Given task:
Repeat the data that follows, word for word, without the images.

— begin Material to process —

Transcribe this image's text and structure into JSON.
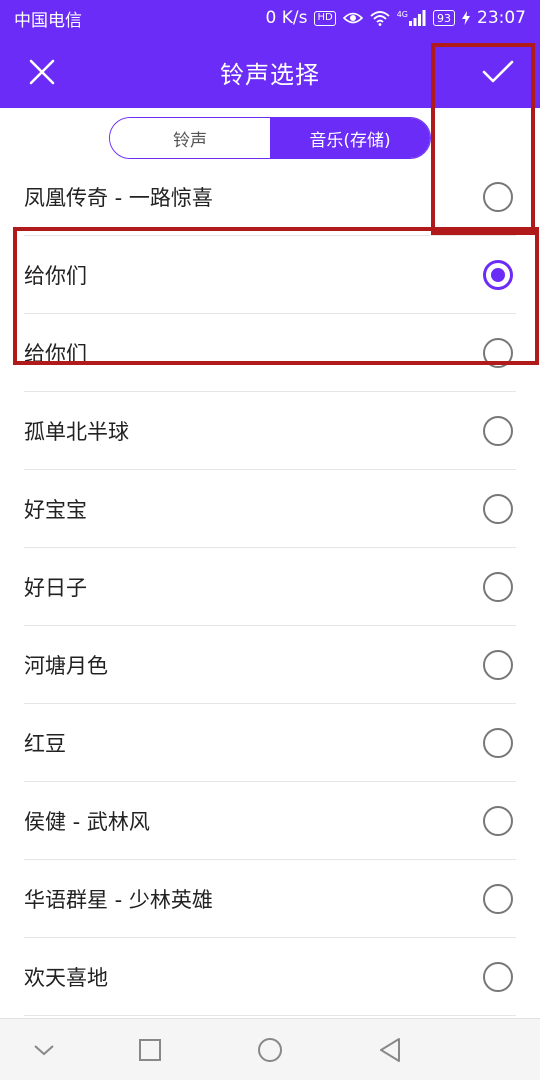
{
  "status_bar": {
    "carrier": "中国电信",
    "speed": "0 K/s",
    "hd_badge": "HD",
    "network": "4G",
    "battery": "93",
    "time": "23:07"
  },
  "app_bar": {
    "title": "铃声选择",
    "close_icon": "close-icon",
    "confirm_icon": "check-icon"
  },
  "tabs": [
    {
      "label": "铃声",
      "selected": false
    },
    {
      "label": "音乐(存储)",
      "selected": true
    }
  ],
  "songs": [
    {
      "title": "凤凰传奇 - 一路惊喜",
      "selected": false
    },
    {
      "title": "给你们",
      "selected": true
    },
    {
      "title": "给你们",
      "selected": false
    },
    {
      "title": "孤单北半球",
      "selected": false
    },
    {
      "title": "好宝宝",
      "selected": false
    },
    {
      "title": "好日子",
      "selected": false
    },
    {
      "title": "河塘月色",
      "selected": false
    },
    {
      "title": "红豆",
      "selected": false
    },
    {
      "title": "侯健 - 武林风",
      "selected": false
    },
    {
      "title": "华语群星 - 少林英雄",
      "selected": false
    },
    {
      "title": "欢天喜地",
      "selected": false
    }
  ],
  "colors": {
    "accent": "#6a2cf6",
    "highlight": "#b01a1a"
  },
  "nav_bar": [
    "collapse-icon",
    "recents-icon",
    "home-icon",
    "back-icon"
  ]
}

— end Material to process —

Correct response:
Transcribe this image's text and structure into JSON.
{
  "status_bar": {
    "carrier": "中国电信",
    "speed": "0 K/s",
    "hd_badge": "HD",
    "network": "4G",
    "battery": "93",
    "time": "23:07"
  },
  "app_bar": {
    "title": "铃声选择",
    "close_icon": "close-icon",
    "confirm_icon": "check-icon"
  },
  "tabs": [
    {
      "label": "铃声",
      "selected": false
    },
    {
      "label": "音乐(存储)",
      "selected": true
    }
  ],
  "songs": [
    {
      "title": "凤凰传奇 - 一路惊喜",
      "selected": false
    },
    {
      "title": "给你们",
      "selected": true
    },
    {
      "title": "给你们",
      "selected": false
    },
    {
      "title": "孤单北半球",
      "selected": false
    },
    {
      "title": "好宝宝",
      "selected": false
    },
    {
      "title": "好日子",
      "selected": false
    },
    {
      "title": "河塘月色",
      "selected": false
    },
    {
      "title": "红豆",
      "selected": false
    },
    {
      "title": "侯健 - 武林风",
      "selected": false
    },
    {
      "title": "华语群星 - 少林英雄",
      "selected": false
    },
    {
      "title": "欢天喜地",
      "selected": false
    }
  ],
  "colors": {
    "accent": "#6a2cf6",
    "highlight": "#b01a1a"
  },
  "nav_bar": [
    "collapse-icon",
    "recents-icon",
    "home-icon",
    "back-icon"
  ]
}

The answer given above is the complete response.